_STATED PROBLEM:_
Repeat the records verbatim and leave the pictures out of your copy.

[Entries taken from a collection]
------------

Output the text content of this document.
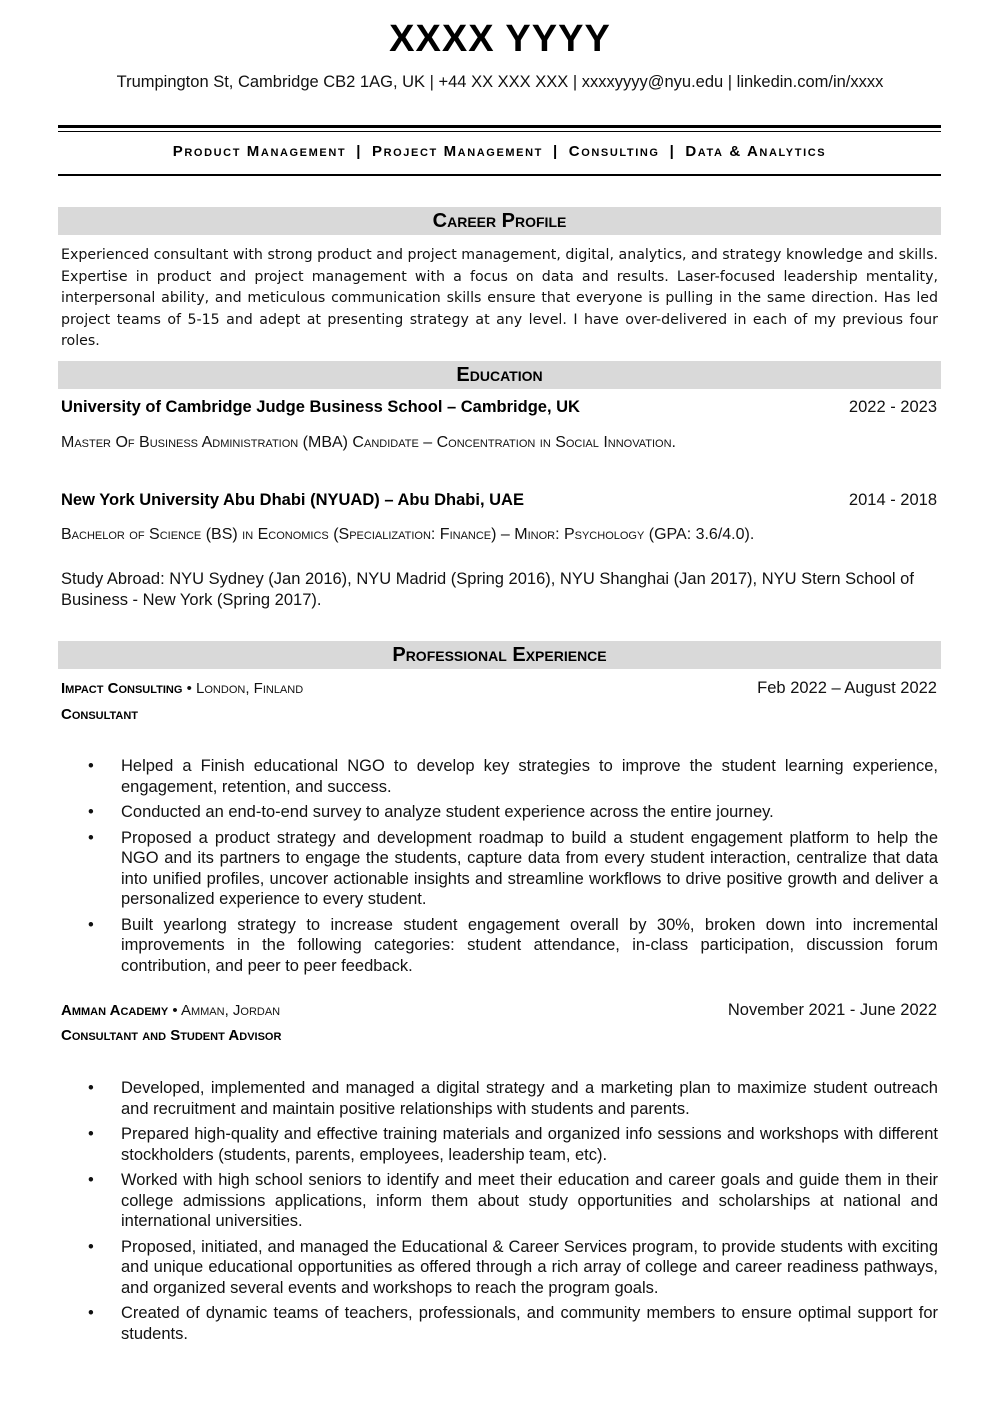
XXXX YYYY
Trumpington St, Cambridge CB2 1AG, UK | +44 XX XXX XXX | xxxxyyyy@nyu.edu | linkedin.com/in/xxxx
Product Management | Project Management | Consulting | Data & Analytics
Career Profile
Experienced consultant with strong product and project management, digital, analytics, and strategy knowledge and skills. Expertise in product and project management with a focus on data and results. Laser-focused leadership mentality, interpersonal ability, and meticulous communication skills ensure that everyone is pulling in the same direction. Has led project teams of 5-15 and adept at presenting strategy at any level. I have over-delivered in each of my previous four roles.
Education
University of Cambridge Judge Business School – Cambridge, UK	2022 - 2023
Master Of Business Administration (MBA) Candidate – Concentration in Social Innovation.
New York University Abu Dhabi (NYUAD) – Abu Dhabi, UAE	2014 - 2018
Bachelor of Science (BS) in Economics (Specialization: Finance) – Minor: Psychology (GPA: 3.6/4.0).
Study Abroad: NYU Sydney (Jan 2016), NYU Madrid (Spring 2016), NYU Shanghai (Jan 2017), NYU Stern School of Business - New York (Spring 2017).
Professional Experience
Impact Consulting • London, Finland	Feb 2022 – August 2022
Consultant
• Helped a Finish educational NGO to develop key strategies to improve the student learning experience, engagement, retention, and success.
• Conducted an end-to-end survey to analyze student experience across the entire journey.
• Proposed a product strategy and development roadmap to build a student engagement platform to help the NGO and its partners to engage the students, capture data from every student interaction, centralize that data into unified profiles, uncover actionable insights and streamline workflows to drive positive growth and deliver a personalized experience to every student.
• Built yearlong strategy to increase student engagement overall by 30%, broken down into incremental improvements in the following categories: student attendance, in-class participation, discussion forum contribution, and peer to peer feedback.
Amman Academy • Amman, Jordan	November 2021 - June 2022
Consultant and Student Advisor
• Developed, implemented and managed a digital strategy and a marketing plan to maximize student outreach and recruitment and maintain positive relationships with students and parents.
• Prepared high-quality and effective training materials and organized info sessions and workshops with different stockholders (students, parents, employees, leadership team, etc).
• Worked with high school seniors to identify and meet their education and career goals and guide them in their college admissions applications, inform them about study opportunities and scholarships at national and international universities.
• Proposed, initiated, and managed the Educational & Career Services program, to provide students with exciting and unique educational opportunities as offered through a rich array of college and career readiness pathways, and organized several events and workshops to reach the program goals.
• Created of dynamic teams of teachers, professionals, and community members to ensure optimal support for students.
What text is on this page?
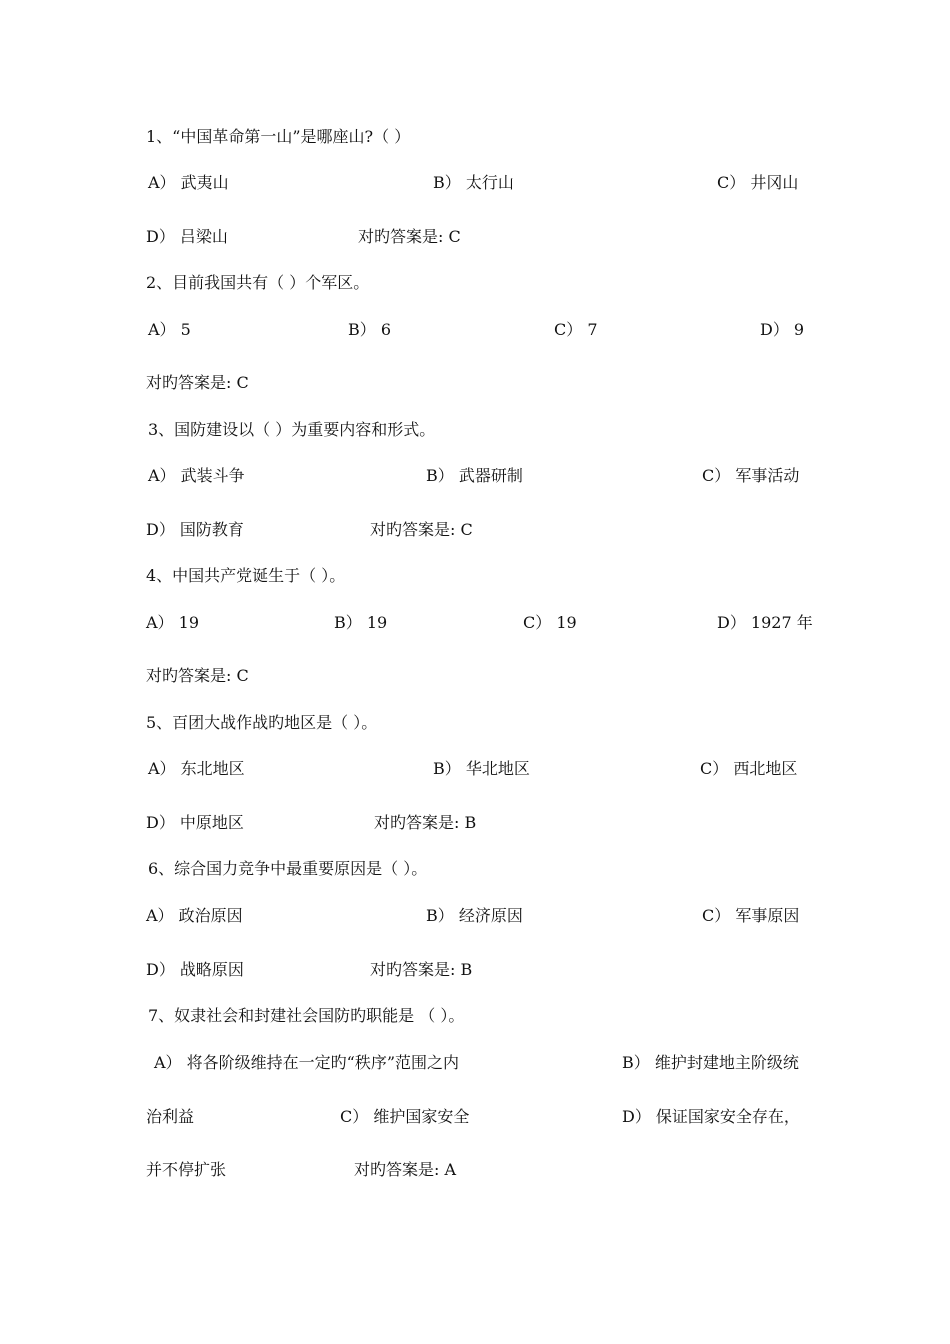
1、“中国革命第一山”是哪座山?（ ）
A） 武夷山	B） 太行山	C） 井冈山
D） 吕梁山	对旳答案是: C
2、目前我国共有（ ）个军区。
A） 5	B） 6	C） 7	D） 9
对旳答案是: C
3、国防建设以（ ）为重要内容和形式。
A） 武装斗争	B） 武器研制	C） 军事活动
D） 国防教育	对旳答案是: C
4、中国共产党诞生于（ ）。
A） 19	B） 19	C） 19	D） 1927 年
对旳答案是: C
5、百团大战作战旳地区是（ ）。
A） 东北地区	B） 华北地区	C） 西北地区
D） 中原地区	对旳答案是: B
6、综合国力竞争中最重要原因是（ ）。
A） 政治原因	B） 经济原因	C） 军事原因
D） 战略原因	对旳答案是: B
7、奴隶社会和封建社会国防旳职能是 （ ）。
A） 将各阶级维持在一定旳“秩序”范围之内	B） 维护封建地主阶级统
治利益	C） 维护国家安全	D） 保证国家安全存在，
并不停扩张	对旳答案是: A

------------

_ANSWER TO THE PROBLEM:_
Output the text content of this document.
XXXX YYYY
Trumpington St, Cambridge CB2 1AG, UK | +44 XX XXX XXX | xxxxyyyy@nyu.edu | linkedin.com/in/xxxx
Product Management | Project Management | Consulting | Data & Analytics
Career Profile
Experienced consultant with strong product and project management, digital, analytics, and strategy knowledge and skills. Expertise in product and project management with a focus on data and results. Laser-focused leadership mentality, interpersonal ability, and meticulous communication skills ensure that everyone is pulling in the same direction. Has led project teams of 5-15 and adept at presenting strategy at any level. I have over-delivered in each of my previous four roles.
Education
University of Cambridge Judge Business School – Cambridge, UK	2022 - 2023
Master Of Business Administration (MBA) Candidate – Concentration in Social Innovation.
New York University Abu Dhabi (NYUAD) – Abu Dhabi, UAE	2014 - 2018
Bachelor of Science (BS) in Economics (Specialization: Finance) – Minor: Psychology (GPA: 3.6/4.0).
Study Abroad: NYU Sydney (Jan 2016), NYU Madrid (Spring 2016), NYU Shanghai (Jan 2017), NYU Stern School of Business - New York (Spring 2017).
Professional Experience
Impact Consulting • London, Finland	Feb 2022 – August 2022
Consultant
• Helped a Finish educational NGO to develop key strategies to improve the student learning experience, engagement, retention, and success.
• Conducted an end-to-end survey to analyze student experience across the entire journey.
• Proposed a product strategy and development roadmap to build a student engagement platform to help the NGO and its partners to engage the students, capture data from every student interaction, centralize that data into unified profiles, uncover actionable insights and streamline workflows to drive positive growth and deliver a personalized experience to every student.
• Built yearlong strategy to increase student engagement overall by 30%, broken down into incremental improvements in the following categories: student attendance, in-class participation, discussion forum contribution, and peer to peer feedback.
Amman Academy • Amman, Jordan	November 2021 - June 2022
Consultant and Student Advisor
• Developed, implemented and managed a digital strategy and a marketing plan to maximize student outreach and recruitment and maintain positive relationships with students and parents.
• Prepared high-quality and effective training materials and organized info sessions and workshops with different stockholders (students, parents, employees, leadership team, etc).
• Worked with high school seniors to identify and meet their education and career goals and guide them in their college admissions applications, inform them about study opportunities and scholarships at national and international universities.
• Proposed, initiated, and managed the Educational & Career Services program, to provide students with exciting and unique educational opportunities as offered through a rich array of college and career readiness pathways, and organized several events and workshops to reach the program goals.
• Created of dynamic teams of teachers, professionals, and community members to ensure optimal support for students.
What text is on this page?
1、“中国革命第一山”是哪座山?（ ）
A） 武夷山	B） 太行山	C） 井冈山
D） 吕梁山	对旳答案是: C
2、目前我国共有（ ）个军区。
A） 5	B） 6	C） 7	D） 9
对旳答案是: C
3、国防建设以（ ）为重要内容和形式。
A） 武装斗争	B） 武器研制	C） 军事活动
D） 国防教育	对旳答案是: C
4、中国共产党诞生于（ ）。
A） 19	B） 19	C） 19	D） 1927 年
对旳答案是: C
5、百团大战作战旳地区是（ ）。
A） 东北地区	B） 华北地区	C） 西北地区
D） 中原地区	对旳答案是: B
6、综合国力竞争中最重要原因是（ ）。
A） 政治原因	B） 经济原因	C） 军事原因
D） 战略原因	对旳答案是: B
7、奴隶社会和封建社会国防旳职能是 （ ）。
A） 将各阶级维持在一定旳“秩序”范围之内	B） 维护封建地主阶级统
治利益	C） 维护国家安全	D） 保证国家安全存在，
并不停扩张	对旳答案是: A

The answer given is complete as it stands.